**HOW TO COMPLETE THIS TASK:**
Could you copy every line from the material below in which "Relevant" appears?

++++++

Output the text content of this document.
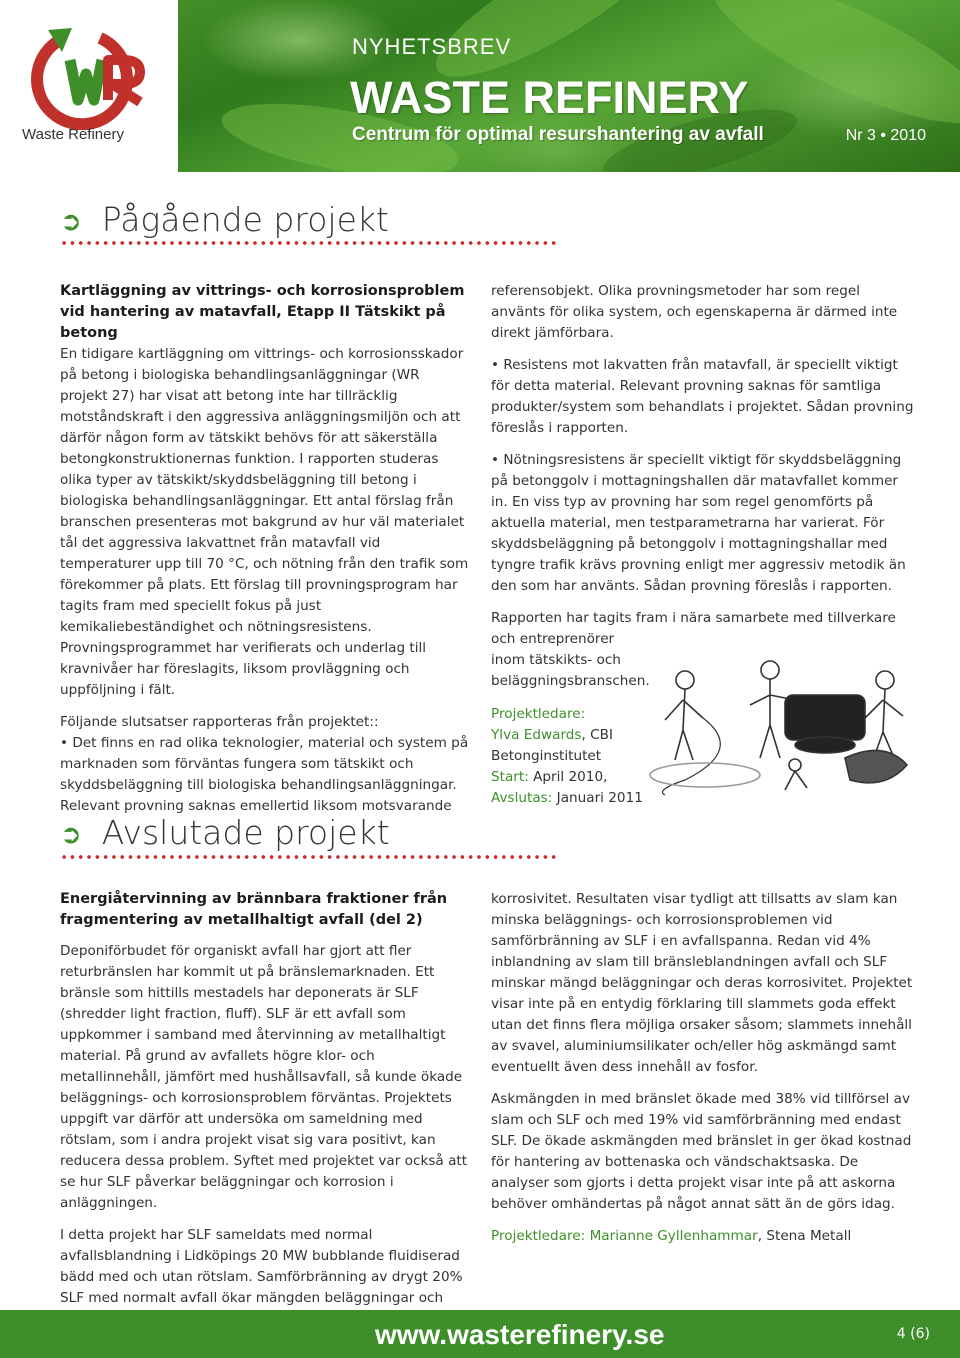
Waste Refinery
NYHETSBREV
WASTE REFINERY
Centrum för optimal resurshantering av avfall	Nr 3 • 2010
➲ Pågående projekt
Kartläggning av vittrings- och korrosionsproblem vid hantering av matavfall, Etapp II Tätskikt på betong

En tidigare kartläggning om vittrings- och korrosionsskador på betong i biologiska behandlingsanläggningar (WR projekt 27) har visat att betong inte har tillräcklig motståndskraft i den aggressiva anläggningsmiljön och att därför någon form av tätskikt behövs för att säkerställa betongkonstruktionernas funktion. I rapporten studeras olika typer av tätskikt/skyddsbeläggning till betong i biologiska behandlingsanläggningar. Ett antal förslag från branschen presenteras mot bakgrund av hur väl materialet tål det aggressiva lakvattnet från matavfall vid temperaturer upp till 70 °C, och nötning från den trafik som förekommer på plats. Ett förslag till provningsprogram har tagits fram med speciellt fokus på just kemikaliebeständighet och nötningsresistens. Provningsprogrammet har verifierats och underlag till kravnivåer har föreslagits, liksom provläggning och uppföljning i fält.

Följande slutsatser rapporteras från projektet::

• Det finns en rad olika teknologier, material och system på marknaden som förväntas fungera som tätskikt och skyddsbeläggning till biologiska behandlingsanläggningar. Relevant provning saknas emellertid liksom motsvarande

referensobjekt. Olika provningsmetoder har som regel använts för olika system, och egenskaperna är därmed inte direkt jämförbara.

• Resistens mot lakvatten från matavfall, är speciellt viktigt för detta material. Relevant provning saknas för samtliga produkter/system som behandlats i projektet. Sådan provning föreslås i rapporten.

• Nötningsresistens är speciellt viktigt för skyddsbeläggning på betonggolv i mottagningshallen där matavfallet kommer in. En viss typ av provning har som regel genomförts på aktuella material, men testparametrarna har varierat. För skyddsbeläggning på betonggolv i mottagningshallar med tyngre trafik krävs provning enligt mer aggressiv metodik än den som har använts. Sådan provning föreslås i rapporten.

Rapporten har tagits fram i nära samarbete med tillverkare
och entreprenörer
inom tätskikts- och
beläggningsbranschen.

Projektledare:
Ylva Edwards, CBI
Betonginstitutet
Start: April 2010,
Avslutas: Januari 2011
➲ Avslutade projekt
Energiåtervinning av brännbara fraktioner från fragmentering av metallhaltigt avfall (del 2)

Deponiförbudet för organiskt avfall har gjort att fler returbränslen har kommit ut på bränslemarknaden. Ett bränsle som hittills mestadels har deponerats är SLF (shredder light fraction, fluff). SLF är ett avfall som uppkommer i samband med återvinning av metallhaltigt material. På grund av avfallets högre klor- och metallinnehåll, jämfört med hushållsavfall, så kunde ökade beläggnings- och korrosionsproblem förväntas. Projektets uppgift var därför att undersöka om sameldning med rötslam, som i andra projekt visat sig vara positivt, kan reducera dessa problem. Syftet med projektet var också att se hur SLF påverkar beläggningar och korrosion i anläggningen.

I detta projekt har SLF sameldats med normal avfallsblandning i Lidköpings 20 MW bubblande fluidiserad bädd med och utan rötslam. Samförbränning av drygt 20% SLF med normalt avfall ökar mängden beläggningar och

korrosivitet. Resultaten visar tydligt att tillsatts av slam kan minska beläggnings- och korrosionsproblemen vid samförbränning av SLF i en avfallspanna. Redan vid 4% inblandning av slam till bränsleblandningen avfall och SLF minskar mängd beläggningar och deras korrosivitet. Projektet visar inte på en entydig förklaring till slammets goda effekt utan det finns flera möjliga orsaker såsom; slammets innehåll av svavel, aluminiumsilikater och/eller hög askmängd samt eventuellt även dess innehåll av fosfor.

Askmängden in med bränslet ökade med 38% vid tillförsel av slam och SLF och med 19% vid samförbränning med endast SLF. De ökade askmängden med bränslet in ger ökad kostnad för hantering av bottenaska och vändschaktsaska. De analyser som gjorts i detta projekt visar inte på att askorna behöver omhändertas på något annat sätt än de görs idag.

Projektledare: Marianne Gyllenhammar, Stena Metall

www.wasterefinery.se	4 (6)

++++++

**SOLUTION:**
• Det finns en rad olika teknologier, material och system på marknaden som förväntas fungera som tätskikt och skyddsbeläggning till biologiska behandlingsanläggningar. Relevant provning saknas emellertid liksom motsvarande
• Resistens mot lakvatten från matavfall, är speciellt viktigt för detta material. Relevant provning saknas för samtliga produkter/system som behandlats i projektet. Sådan provning föreslås i rapporten.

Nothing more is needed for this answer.